* [Dataset items]
--------------------------------

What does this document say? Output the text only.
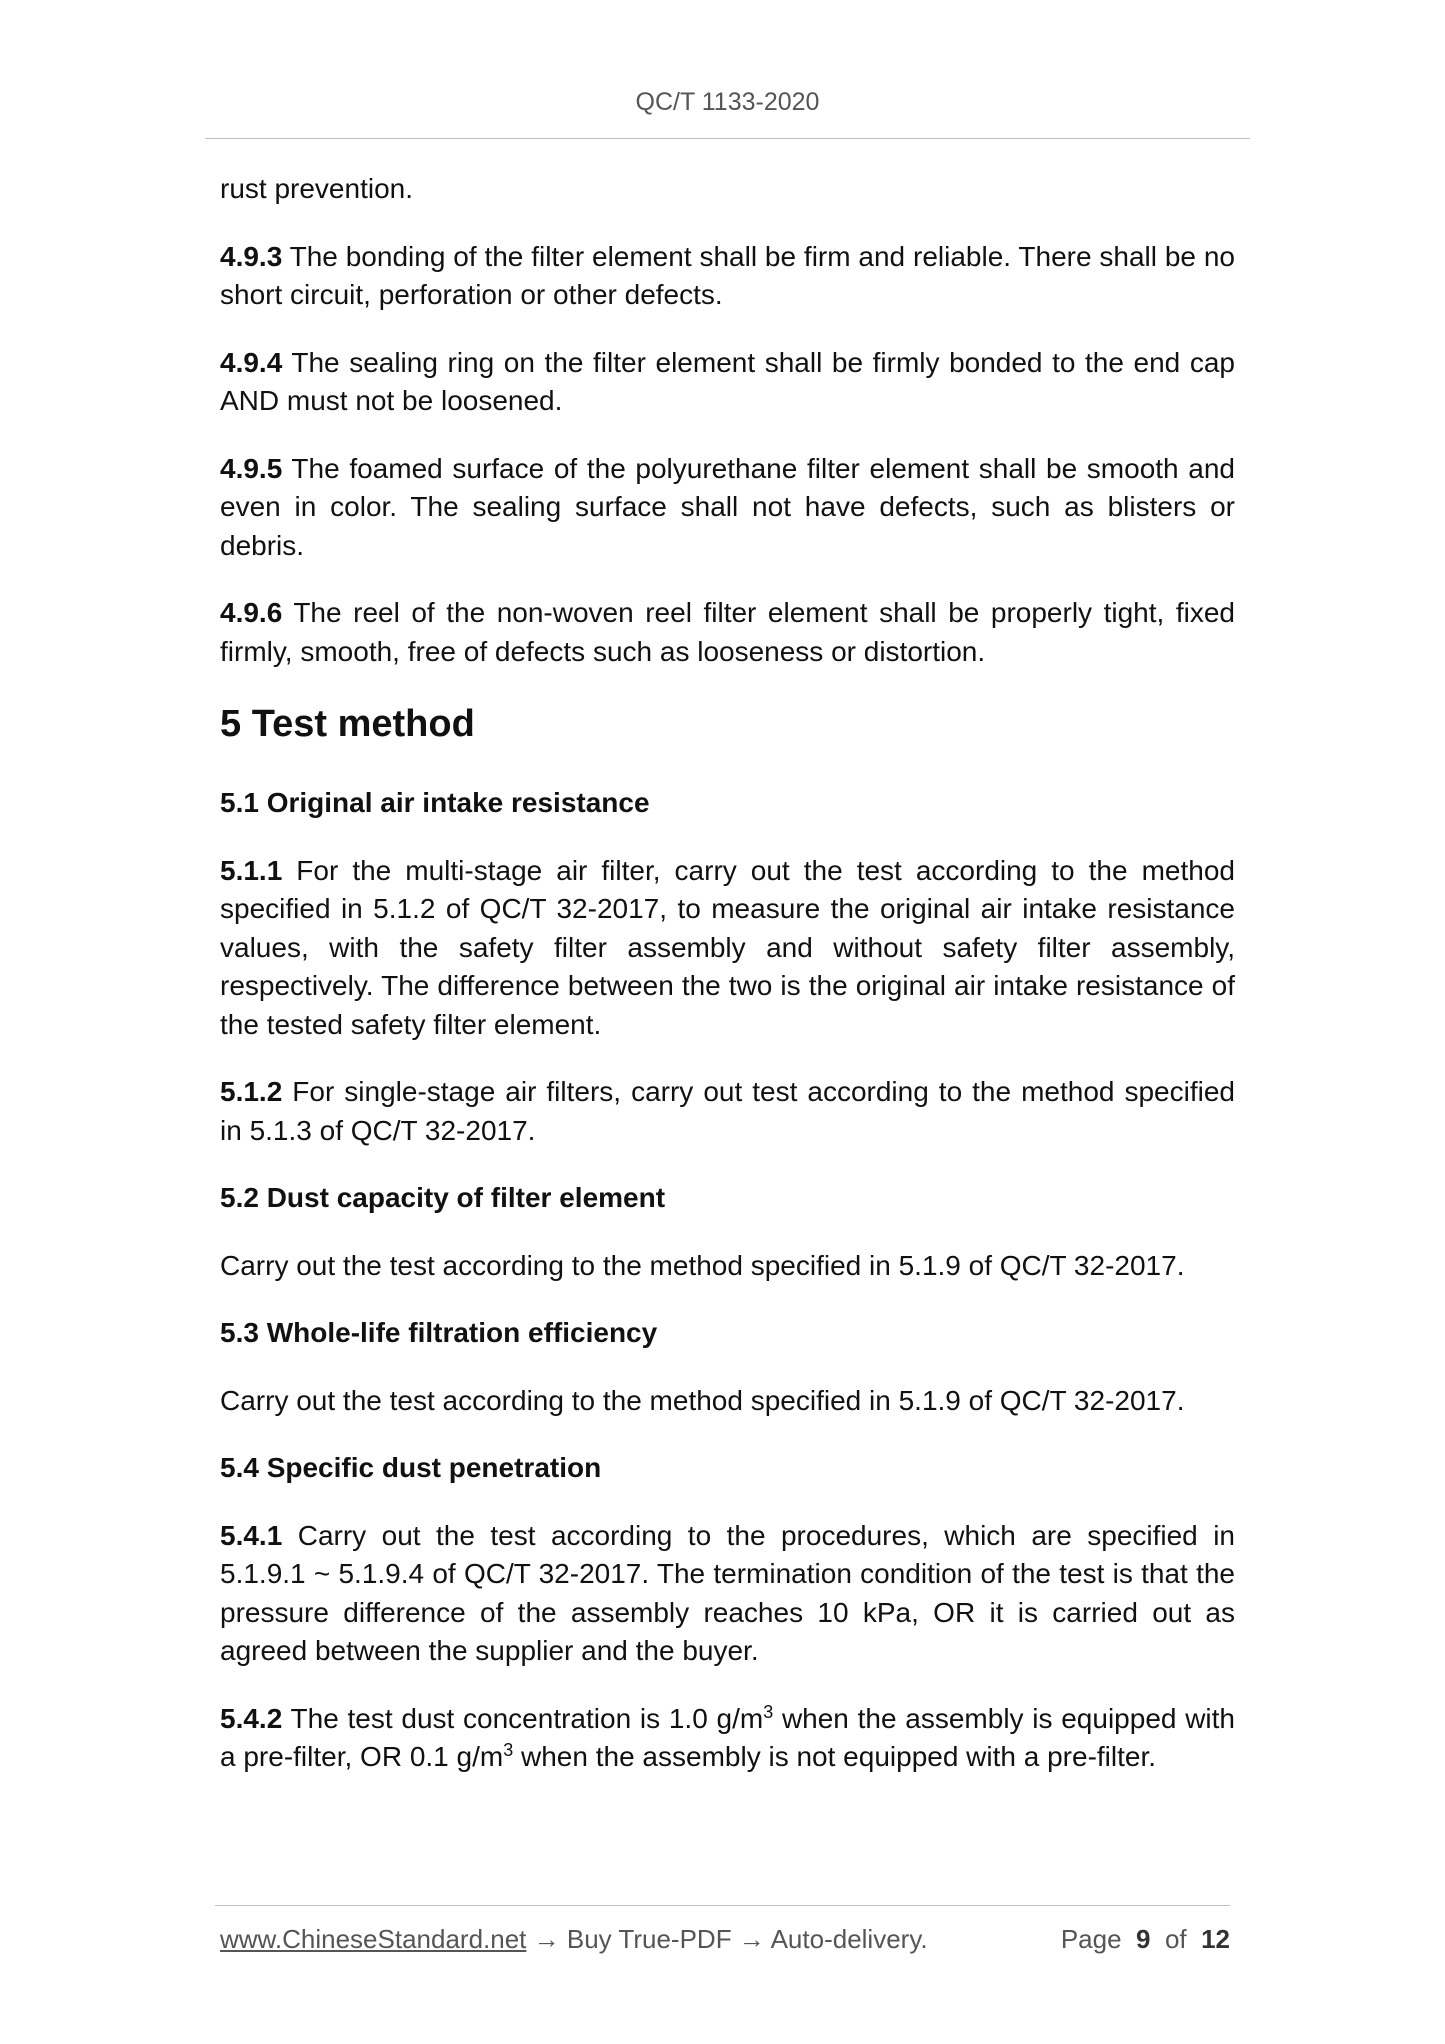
QC/T 1133-2020

rust prevention.

4.9.3 The bonding of the filter element shall be firm and reliable. There shall be no short circuit, perforation or other defects.

4.9.4 The sealing ring on the filter element shall be firmly bonded to the end cap AND must not be loosened.

4.9.5 The foamed surface of the polyurethane filter element shall be smooth and even in color. The sealing surface shall not have defects, such as blisters or debris.

4.9.6 The reel of the non-woven reel filter element shall be properly tight, fixed firmly, smooth, free of defects such as looseness or distortion.

5 Test method
5.1 Original air intake resistance

5.1.1 For the multi-stage air filter, carry out the test according to the method specified in 5.1.2 of QC/T 32-2017, to measure the original air intake resistance values, with the safety filter assembly and without safety filter assembly, respectively. The difference between the two is the original air intake resistance of the tested safety filter element.

5.1.2 For single-stage air filters, carry out test according to the method specified in 5.1.3 of QC/T 32-2017.

5.2 Dust capacity of filter element

Carry out the test according to the method specified in 5.1.9 of QC/T 32-2017.

5.3 Whole-life filtration efficiency

Carry out the test according to the method specified in 5.1.9 of QC/T 32-2017.

5.4 Specific dust penetration

5.4.1 Carry out the test according to the procedures, which are specified in 5.1.9.1 ~ 5.1.9.4 of QC/T 32-2017. The termination condition of the test is that the pressure difference of the assembly reaches 10 kPa, OR it is carried out as agreed between the supplier and the buyer.

5.4.2 The test dust concentration is 1.0 $g/m^3$ when the assembly is equipped with a pre-filter, OR 0.1 $g/m^3$ when the assembly is not equipped with a pre-filter.

www.ChineseStandard.net → Buy True-PDF → Auto-delivery.	Page 9 of 12
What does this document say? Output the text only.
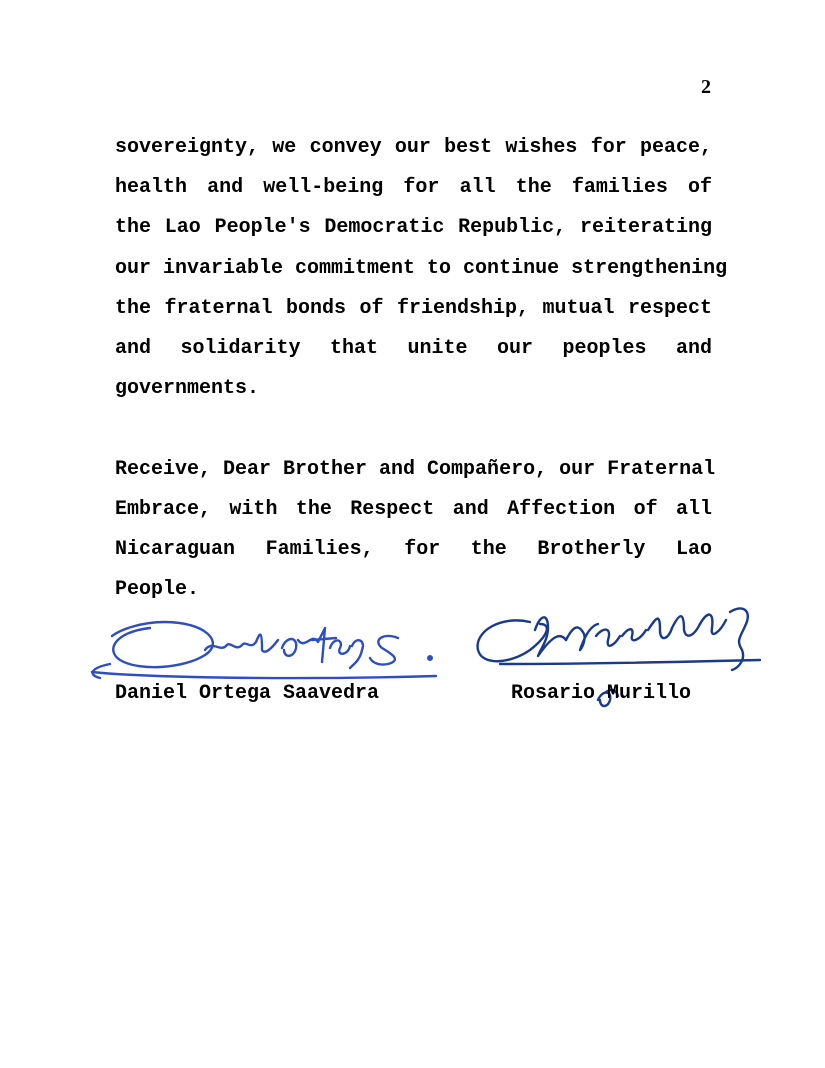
2
sovereignty, we convey our best wishes for peace,
health and well-being for all the families of
the Lao People's Democratic Republic, reiterating
our invariable commitment to continue strengthening
the fraternal bonds of friendship, mutual respect
and solidarity that unite our peoples and
governments.
Receive, Dear Brother and Compañero, our Fraternal
Embrace, with the Respect and Affection of all
Nicaraguan Families, for the Brotherly Lao
People.
Daniel Ortega Saavedra	Rosario Murillo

--------------------------------

* [Written request]
Please transcribe the material above exactly as written. Leave the pictures out.

* [Result of this exercise]
What does this document say? Output the text only.
QC/T 1133-2020

rust prevention.

4.9.3 The bonding of the filter element shall be firm and reliable. There shall be no short circuit, perforation or other defects.

4.9.4 The sealing ring on the filter element shall be firmly bonded to the end cap AND must not be loosened.

4.9.5 The foamed surface of the polyurethane filter element shall be smooth and even in color. The sealing surface shall not have defects, such as blisters or debris.

4.9.6 The reel of the non-woven reel filter element shall be properly tight, fixed firmly, smooth, free of defects such as looseness or distortion.

5 Test method
5.1 Original air intake resistance

5.1.1 For the multi-stage air filter, carry out the test according to the method specified in 5.1.2 of QC/T 32-2017, to measure the original air intake resistance values, with the safety filter assembly and without safety filter assembly, respectively. The difference between the two is the original air intake resistance of the tested safety filter element.

5.1.2 For single-stage air filters, carry out test according to the method specified in 5.1.3 of QC/T 32-2017.

5.2 Dust capacity of filter element

Carry out the test according to the method specified in 5.1.9 of QC/T 32-2017.

5.3 Whole-life filtration efficiency

Carry out the test according to the method specified in 5.1.9 of QC/T 32-2017.

5.4 Specific dust penetration

5.4.1 Carry out the test according to the procedures, which are specified in 5.1.9.1 ~ 5.1.9.4 of QC/T 32-2017. The termination condition of the test is that the pressure difference of the assembly reaches 10 kPa, OR it is carried out as agreed between the supplier and the buyer.

5.4.2 The test dust concentration is 1.0 $g/m^3$ when the assembly is equipped with a pre-filter, OR 0.1 $g/m^3$ when the assembly is not equipped with a pre-filter.

www.ChineseStandard.net → Buy True-PDF → Auto-delivery.	Page 9 of 12
What does this document say? Output the text only.
2
sovereignty, we convey our best wishes for peace,
health and well-being for all the families of
the Lao People's Democratic Republic, reiterating
our invariable commitment to continue strengthening
the fraternal bonds of friendship, mutual respect
and solidarity that unite our peoples and
governments.
Receive, Dear Brother and Compañero, our Fraternal
Embrace, with the Respect and Affection of all
Nicaraguan Families, for the Brotherly Lao
People.
Daniel Ortega Saavedra	Rosario Murillo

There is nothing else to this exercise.